*WHAT THE TASK ASKS:* Copy out all lines carrying the word "name".

*DATA SUPPLIED:*
· · · ·

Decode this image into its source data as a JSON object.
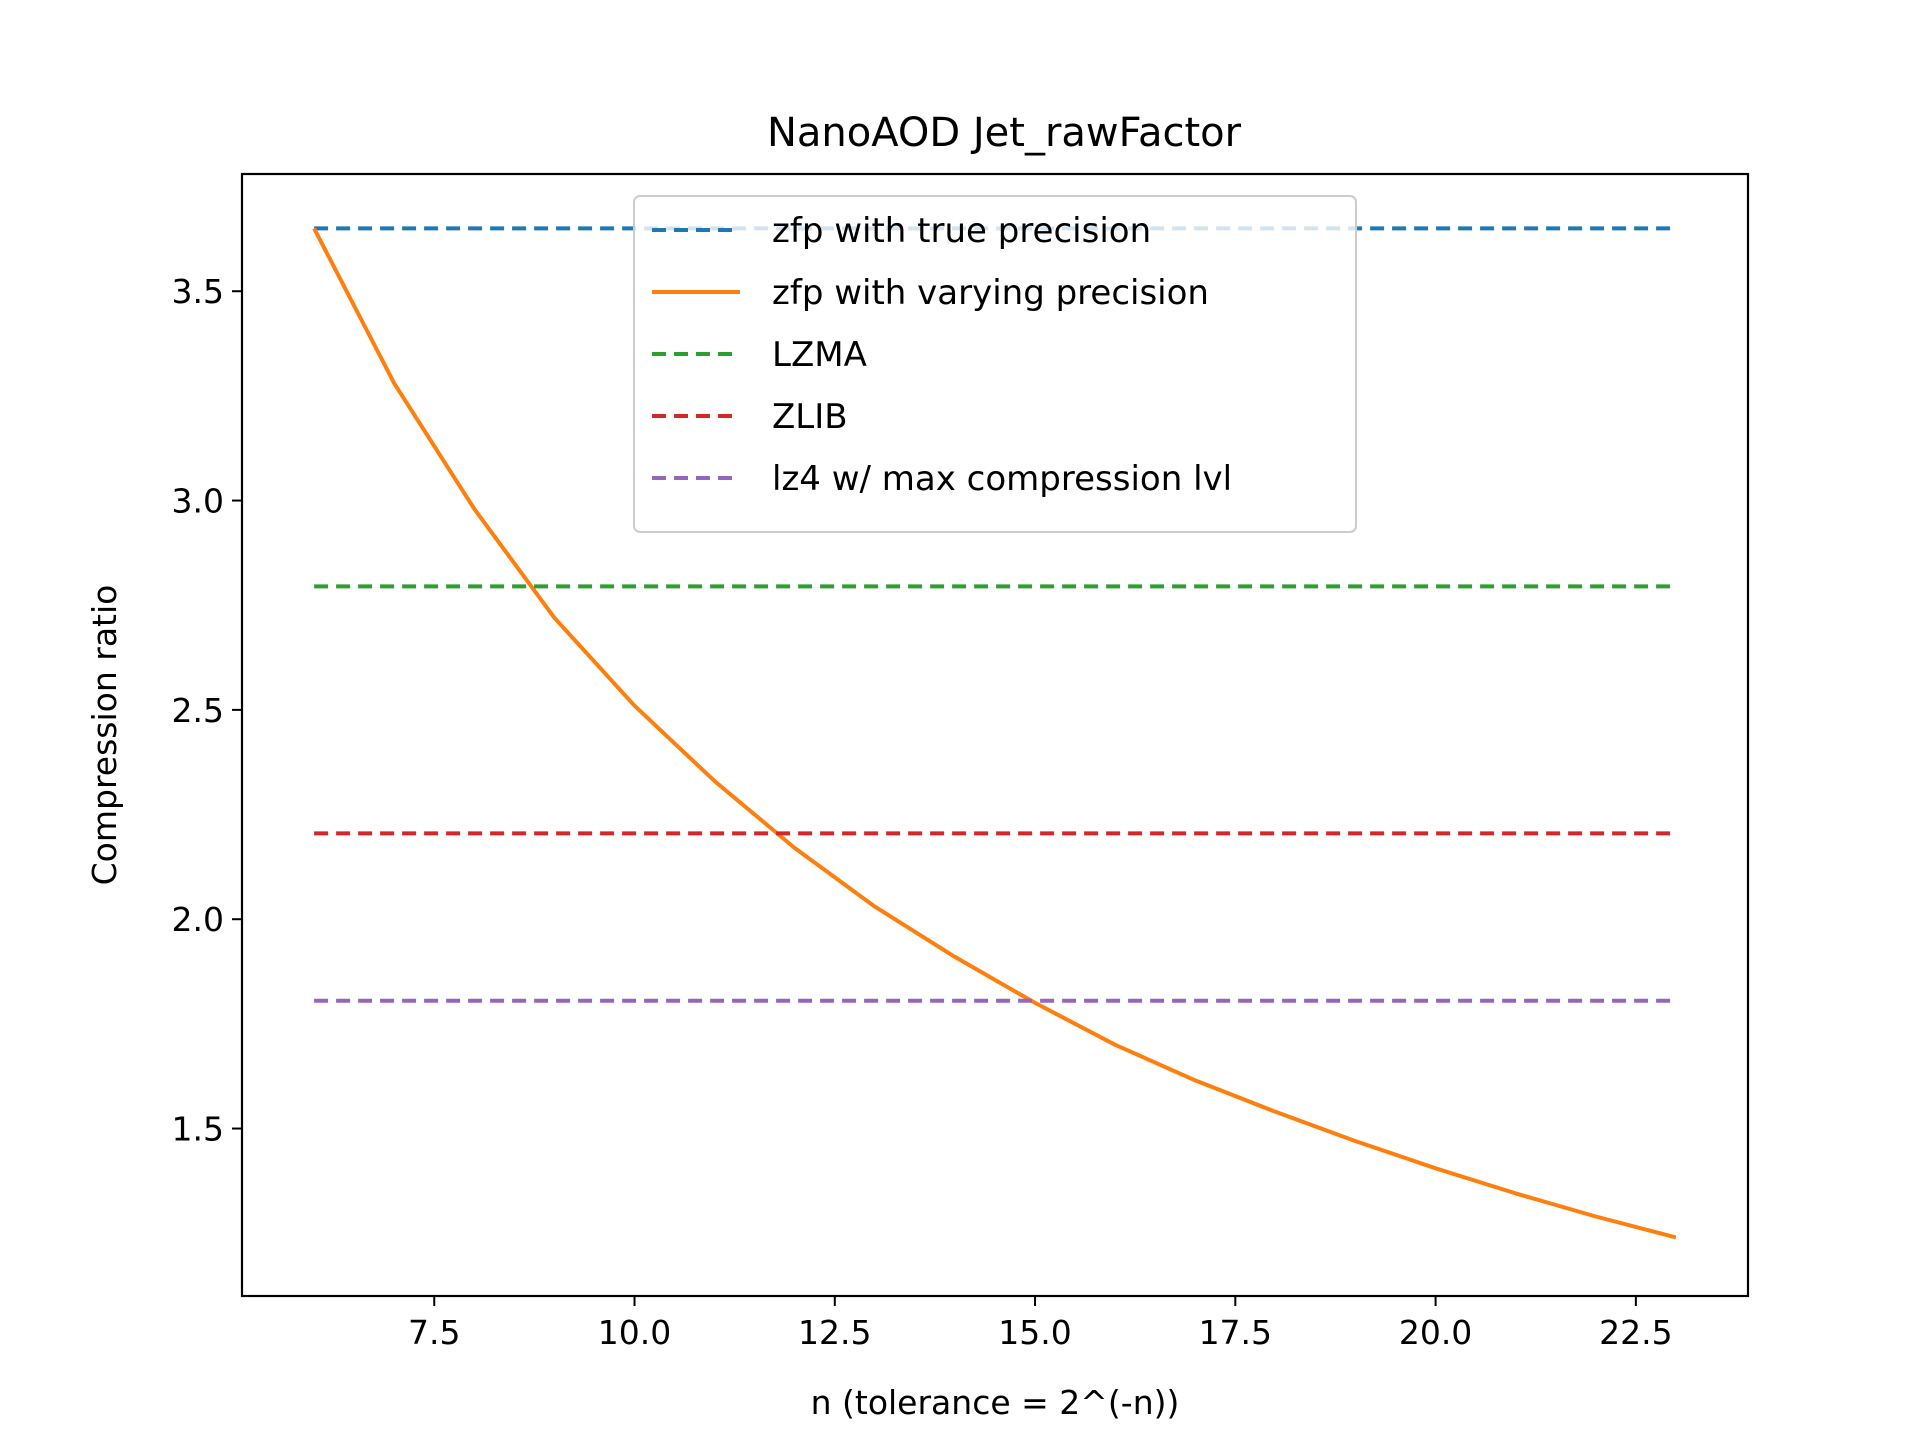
{
  "chart_data": {
    "type": "line",
    "title": "NanoAOD Jet_rawFactor",
    "xlabel": "n (tolerance = 2^(-n))",
    "ylabel": "Compression ratio",
    "xlim": [
      5.1,
      23.9
    ],
    "ylim": [
      1.1,
      3.78
    ],
    "xticks": [
      7.5,
      10.0,
      12.5,
      15.0,
      17.5,
      20.0,
      22.5
    ],
    "xtick_labels": [
      "7.5",
      "10.0",
      "12.5",
      "15.0",
      "17.5",
      "20.0",
      "22.5"
    ],
    "yticks": [
      1.5,
      2.0,
      2.5,
      3.0,
      3.5
    ],
    "ytick_labels": [
      "1.5",
      "2.0",
      "2.5",
      "3.0",
      "3.5"
    ],
    "grid": false,
    "legend_position": "top-center",
    "series": [
      {
        "name": "zfp with true precision",
        "style": "dashed",
        "color": "#1f77b4",
        "x": [
          6,
          23
        ],
        "y": [
          3.65,
          3.65
        ]
      },
      {
        "name": "zfp with varying precision",
        "style": "solid",
        "color": "#ff7f0e",
        "x": [
          6,
          7,
          8,
          9,
          10,
          11,
          12,
          13,
          14,
          15,
          16,
          17,
          18,
          19,
          20,
          21,
          22,
          23
        ],
        "y": [
          3.65,
          3.28,
          2.98,
          2.72,
          2.51,
          2.33,
          2.17,
          2.03,
          1.91,
          1.8,
          1.7,
          1.615,
          1.54,
          1.47,
          1.405,
          1.345,
          1.29,
          1.24
        ]
      },
      {
        "name": "LZMA",
        "style": "dashed",
        "color": "#2ca02c",
        "x": [
          6,
          23
        ],
        "y": [
          2.795,
          2.795
        ]
      },
      {
        "name": "ZLIB",
        "style": "dashed",
        "color": "#d62728",
        "x": [
          6,
          23
        ],
        "y": [
          2.205,
          2.205
        ]
      },
      {
        "name": "lz4 w/ max compression lvl",
        "style": "dashed",
        "color": "#9467bd",
        "x": [
          6,
          23
        ],
        "y": [
          1.805,
          1.805
        ]
      }
    ]
  }
}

· · · ·

*FULL SOLUTION:*
        "name": "zfp with true precision",
        "name": "zfp with varying precision",
        "name": "LZMA",
        "name": "ZLIB",
        "name": "lz4 w/ max compression lvl",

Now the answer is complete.